EXERCISE REQUIREMENTS: Pick out every line of the entries below where "JSON" occurs, and copy those lines.

Stored data:
%%
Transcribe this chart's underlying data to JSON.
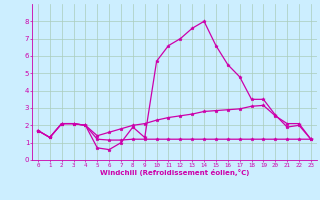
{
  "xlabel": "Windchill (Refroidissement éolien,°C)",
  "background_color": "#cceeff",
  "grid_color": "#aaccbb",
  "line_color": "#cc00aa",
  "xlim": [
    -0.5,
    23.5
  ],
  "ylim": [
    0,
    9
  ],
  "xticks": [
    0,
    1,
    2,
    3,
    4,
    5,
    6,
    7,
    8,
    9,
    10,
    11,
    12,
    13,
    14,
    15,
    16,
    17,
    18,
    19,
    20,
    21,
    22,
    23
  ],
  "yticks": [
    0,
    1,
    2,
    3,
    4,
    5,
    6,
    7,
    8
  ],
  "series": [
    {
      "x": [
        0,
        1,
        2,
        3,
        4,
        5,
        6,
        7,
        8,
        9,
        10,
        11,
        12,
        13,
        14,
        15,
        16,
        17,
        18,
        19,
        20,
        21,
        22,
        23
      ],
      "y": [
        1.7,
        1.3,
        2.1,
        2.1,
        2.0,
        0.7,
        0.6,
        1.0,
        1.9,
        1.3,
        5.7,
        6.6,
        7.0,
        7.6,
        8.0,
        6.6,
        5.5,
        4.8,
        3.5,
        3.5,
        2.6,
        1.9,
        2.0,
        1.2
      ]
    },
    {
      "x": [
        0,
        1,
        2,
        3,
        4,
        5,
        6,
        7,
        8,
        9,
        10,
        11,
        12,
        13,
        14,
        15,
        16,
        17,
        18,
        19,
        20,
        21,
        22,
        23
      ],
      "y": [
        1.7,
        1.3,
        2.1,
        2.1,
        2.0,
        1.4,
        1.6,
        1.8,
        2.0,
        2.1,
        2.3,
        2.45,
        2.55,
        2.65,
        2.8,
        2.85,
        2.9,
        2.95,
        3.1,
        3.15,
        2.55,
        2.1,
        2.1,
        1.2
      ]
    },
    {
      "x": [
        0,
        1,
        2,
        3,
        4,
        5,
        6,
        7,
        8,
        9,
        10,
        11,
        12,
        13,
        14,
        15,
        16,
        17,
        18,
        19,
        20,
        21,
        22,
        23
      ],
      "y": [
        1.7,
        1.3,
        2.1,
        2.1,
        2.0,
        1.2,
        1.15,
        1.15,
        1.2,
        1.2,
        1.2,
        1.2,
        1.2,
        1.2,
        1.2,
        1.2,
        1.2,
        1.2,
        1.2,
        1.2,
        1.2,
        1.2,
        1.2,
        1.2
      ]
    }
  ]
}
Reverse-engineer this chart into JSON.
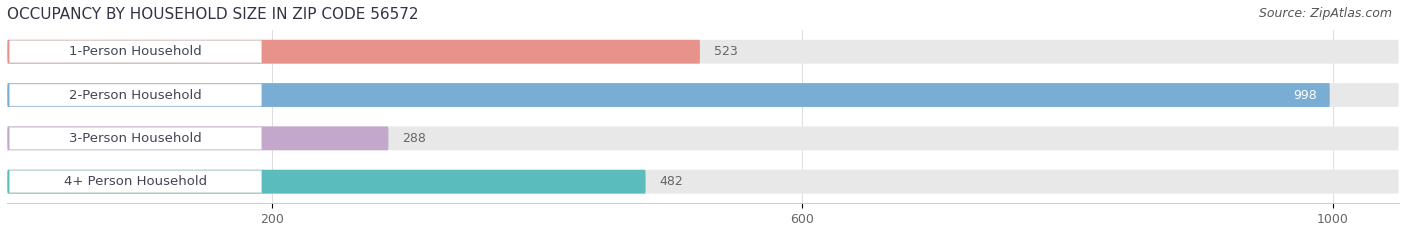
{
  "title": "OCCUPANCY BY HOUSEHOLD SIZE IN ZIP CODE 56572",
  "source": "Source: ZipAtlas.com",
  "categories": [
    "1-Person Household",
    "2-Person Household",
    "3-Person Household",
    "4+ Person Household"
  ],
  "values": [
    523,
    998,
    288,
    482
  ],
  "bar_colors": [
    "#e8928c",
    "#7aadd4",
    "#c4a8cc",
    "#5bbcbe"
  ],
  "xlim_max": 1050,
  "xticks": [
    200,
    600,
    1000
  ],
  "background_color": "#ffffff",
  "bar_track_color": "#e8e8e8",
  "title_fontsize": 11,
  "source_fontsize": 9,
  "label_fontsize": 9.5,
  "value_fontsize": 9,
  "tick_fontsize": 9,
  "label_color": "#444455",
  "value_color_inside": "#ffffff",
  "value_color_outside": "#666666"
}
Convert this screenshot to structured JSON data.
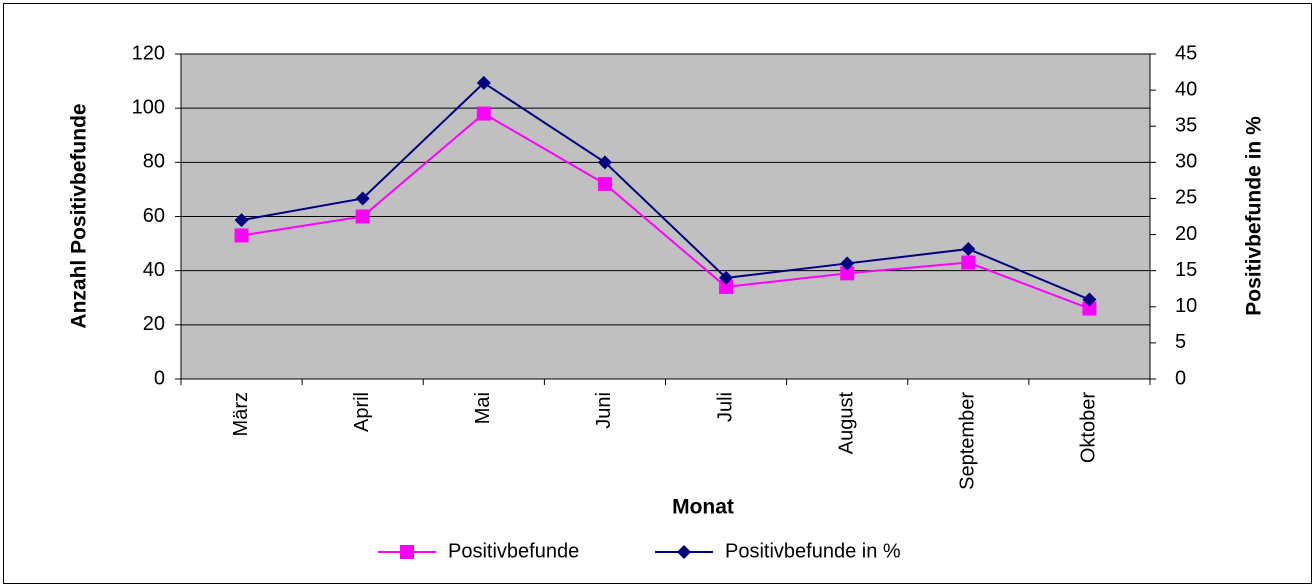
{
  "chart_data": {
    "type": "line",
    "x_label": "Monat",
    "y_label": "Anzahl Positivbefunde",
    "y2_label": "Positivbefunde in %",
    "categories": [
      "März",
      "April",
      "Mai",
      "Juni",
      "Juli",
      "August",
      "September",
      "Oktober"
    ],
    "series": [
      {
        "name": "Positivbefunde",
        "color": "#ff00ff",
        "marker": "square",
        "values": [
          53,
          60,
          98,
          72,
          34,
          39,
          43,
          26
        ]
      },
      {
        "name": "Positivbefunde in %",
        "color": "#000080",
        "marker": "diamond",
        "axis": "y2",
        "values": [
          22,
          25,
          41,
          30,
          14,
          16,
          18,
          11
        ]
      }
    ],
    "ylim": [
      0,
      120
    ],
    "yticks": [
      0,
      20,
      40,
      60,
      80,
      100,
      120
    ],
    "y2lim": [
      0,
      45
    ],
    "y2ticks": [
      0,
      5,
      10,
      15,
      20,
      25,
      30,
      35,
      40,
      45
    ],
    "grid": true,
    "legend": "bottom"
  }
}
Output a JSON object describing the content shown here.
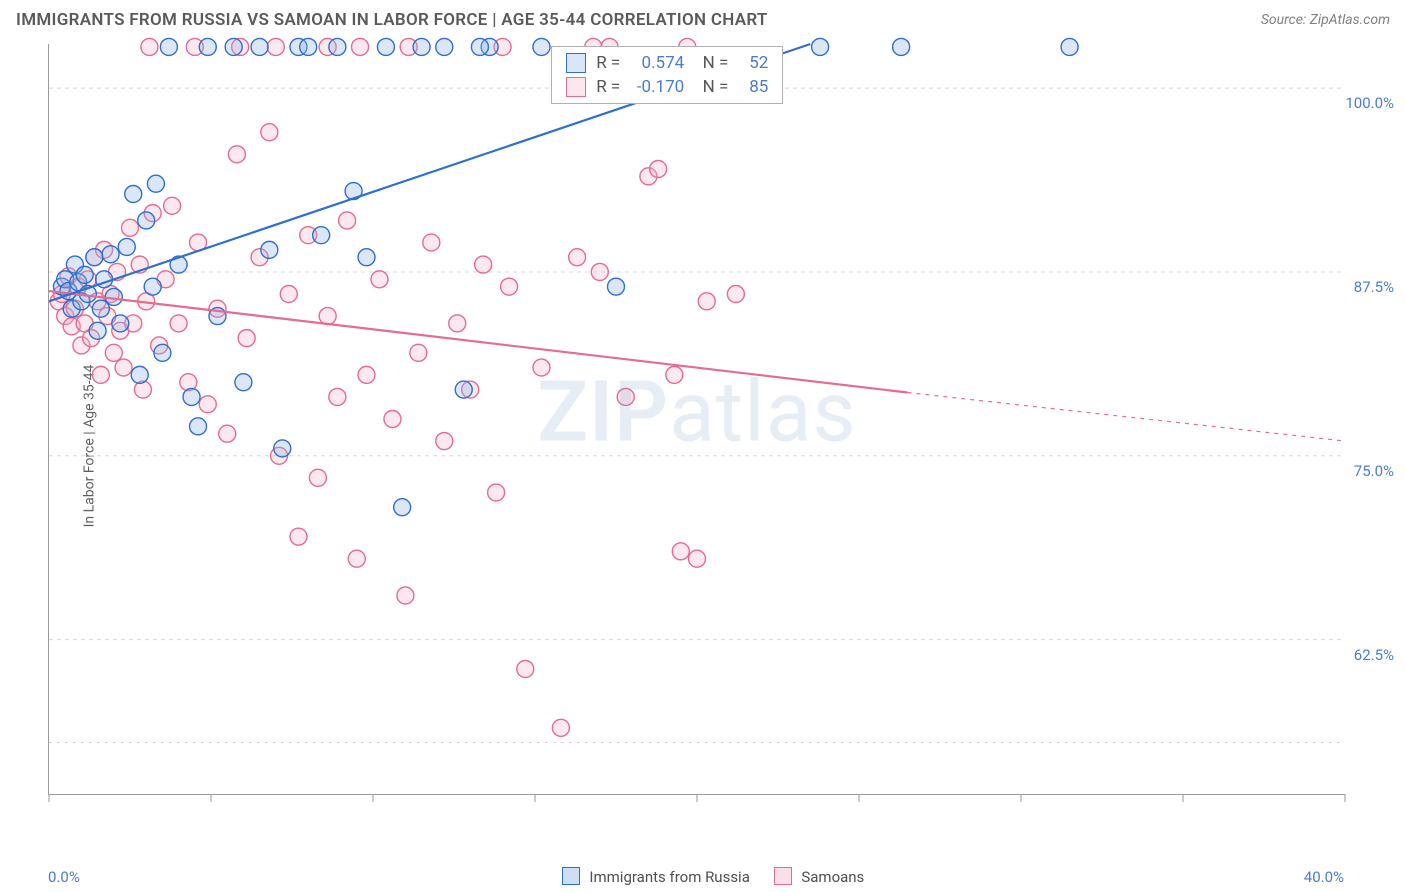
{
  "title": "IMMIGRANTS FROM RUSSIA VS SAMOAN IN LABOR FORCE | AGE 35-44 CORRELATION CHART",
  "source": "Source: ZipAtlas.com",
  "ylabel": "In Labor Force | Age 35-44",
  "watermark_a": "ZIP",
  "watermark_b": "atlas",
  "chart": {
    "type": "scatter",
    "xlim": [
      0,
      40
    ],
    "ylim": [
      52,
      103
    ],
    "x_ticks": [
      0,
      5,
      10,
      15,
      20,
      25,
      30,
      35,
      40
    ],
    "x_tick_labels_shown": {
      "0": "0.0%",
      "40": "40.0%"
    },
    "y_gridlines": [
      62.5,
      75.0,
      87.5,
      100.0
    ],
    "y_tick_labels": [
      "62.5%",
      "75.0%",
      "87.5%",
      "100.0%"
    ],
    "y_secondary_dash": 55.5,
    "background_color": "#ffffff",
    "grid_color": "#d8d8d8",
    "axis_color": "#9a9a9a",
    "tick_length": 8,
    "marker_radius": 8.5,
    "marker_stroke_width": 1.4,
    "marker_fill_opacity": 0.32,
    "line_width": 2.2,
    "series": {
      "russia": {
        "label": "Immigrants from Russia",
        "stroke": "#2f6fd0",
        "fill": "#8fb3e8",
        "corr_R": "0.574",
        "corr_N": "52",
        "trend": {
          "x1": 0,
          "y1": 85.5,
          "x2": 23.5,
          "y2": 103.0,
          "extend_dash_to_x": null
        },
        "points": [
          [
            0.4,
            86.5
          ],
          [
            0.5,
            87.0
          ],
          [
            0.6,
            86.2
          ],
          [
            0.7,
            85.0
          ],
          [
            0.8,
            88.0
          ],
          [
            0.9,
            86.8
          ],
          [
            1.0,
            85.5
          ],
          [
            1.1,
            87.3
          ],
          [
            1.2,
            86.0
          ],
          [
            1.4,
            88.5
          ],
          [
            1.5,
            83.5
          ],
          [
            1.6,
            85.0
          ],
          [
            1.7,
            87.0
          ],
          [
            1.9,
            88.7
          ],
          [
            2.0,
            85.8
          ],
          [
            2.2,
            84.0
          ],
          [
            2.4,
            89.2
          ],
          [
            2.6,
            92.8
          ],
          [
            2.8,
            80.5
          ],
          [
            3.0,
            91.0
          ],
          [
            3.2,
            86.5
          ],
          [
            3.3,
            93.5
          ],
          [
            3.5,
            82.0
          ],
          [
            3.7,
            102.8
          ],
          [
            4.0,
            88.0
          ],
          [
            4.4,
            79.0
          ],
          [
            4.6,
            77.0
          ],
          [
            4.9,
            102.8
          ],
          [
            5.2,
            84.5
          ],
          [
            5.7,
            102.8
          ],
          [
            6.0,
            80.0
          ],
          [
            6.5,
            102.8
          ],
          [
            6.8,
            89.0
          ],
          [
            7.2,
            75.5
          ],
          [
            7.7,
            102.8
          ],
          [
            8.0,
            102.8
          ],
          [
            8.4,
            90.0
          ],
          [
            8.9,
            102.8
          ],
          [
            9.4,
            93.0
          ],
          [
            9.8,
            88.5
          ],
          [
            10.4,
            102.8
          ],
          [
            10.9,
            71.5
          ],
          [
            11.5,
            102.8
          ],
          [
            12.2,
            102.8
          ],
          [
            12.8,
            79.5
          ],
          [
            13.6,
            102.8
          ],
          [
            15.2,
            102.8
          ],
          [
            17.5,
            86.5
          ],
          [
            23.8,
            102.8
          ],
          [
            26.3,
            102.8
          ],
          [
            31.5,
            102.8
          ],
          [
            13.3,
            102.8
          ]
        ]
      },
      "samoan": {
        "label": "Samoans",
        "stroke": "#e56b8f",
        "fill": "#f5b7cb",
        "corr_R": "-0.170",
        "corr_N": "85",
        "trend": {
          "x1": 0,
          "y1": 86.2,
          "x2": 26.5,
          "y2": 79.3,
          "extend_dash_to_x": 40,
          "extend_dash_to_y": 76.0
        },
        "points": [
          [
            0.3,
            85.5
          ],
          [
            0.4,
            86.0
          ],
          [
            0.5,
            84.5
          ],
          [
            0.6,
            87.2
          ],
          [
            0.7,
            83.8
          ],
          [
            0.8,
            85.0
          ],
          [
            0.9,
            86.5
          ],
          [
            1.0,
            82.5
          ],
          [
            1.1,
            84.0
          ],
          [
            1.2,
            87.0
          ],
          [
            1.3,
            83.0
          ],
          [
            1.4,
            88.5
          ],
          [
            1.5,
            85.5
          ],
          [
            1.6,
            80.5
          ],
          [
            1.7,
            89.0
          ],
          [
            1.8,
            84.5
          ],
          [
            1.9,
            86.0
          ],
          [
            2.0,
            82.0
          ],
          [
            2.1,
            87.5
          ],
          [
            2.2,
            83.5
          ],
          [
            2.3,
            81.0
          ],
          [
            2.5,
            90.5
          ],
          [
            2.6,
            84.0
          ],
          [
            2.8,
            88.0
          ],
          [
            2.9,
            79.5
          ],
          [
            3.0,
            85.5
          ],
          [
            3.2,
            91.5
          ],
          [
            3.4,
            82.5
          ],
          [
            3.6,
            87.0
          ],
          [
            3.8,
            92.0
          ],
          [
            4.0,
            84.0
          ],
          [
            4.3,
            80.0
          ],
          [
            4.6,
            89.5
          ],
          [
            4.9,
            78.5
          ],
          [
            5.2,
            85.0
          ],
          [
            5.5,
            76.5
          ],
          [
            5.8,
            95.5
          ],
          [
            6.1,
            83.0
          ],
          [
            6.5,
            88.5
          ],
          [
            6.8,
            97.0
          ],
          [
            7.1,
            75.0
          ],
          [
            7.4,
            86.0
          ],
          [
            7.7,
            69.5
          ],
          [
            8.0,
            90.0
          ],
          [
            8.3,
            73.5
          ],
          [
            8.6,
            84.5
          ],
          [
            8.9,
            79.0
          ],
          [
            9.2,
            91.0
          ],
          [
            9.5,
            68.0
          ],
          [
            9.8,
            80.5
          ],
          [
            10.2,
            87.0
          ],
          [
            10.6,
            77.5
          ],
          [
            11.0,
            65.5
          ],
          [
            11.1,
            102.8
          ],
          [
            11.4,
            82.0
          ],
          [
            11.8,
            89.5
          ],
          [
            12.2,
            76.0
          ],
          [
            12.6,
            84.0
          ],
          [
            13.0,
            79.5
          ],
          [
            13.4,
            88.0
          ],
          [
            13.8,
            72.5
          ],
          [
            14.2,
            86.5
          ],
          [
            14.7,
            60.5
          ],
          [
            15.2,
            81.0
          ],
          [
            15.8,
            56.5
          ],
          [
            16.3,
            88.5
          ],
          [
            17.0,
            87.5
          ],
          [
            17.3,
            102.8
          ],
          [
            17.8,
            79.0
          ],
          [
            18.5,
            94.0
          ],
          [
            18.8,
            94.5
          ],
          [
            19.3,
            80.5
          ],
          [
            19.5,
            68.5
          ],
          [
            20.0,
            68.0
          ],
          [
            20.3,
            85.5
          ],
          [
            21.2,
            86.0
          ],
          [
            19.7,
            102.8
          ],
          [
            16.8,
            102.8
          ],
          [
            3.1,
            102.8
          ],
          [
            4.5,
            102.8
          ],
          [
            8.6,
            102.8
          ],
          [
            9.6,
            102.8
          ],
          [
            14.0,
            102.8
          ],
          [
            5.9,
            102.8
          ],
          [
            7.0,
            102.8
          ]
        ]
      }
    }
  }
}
%%
EXERCISE ANSWER:
Transcribe this chart's underlying data to JSON.
Reverse-engineer this chart into JSON.
Convert this screenshot to structured JSON data.
Output a JSON object describing the content shown here.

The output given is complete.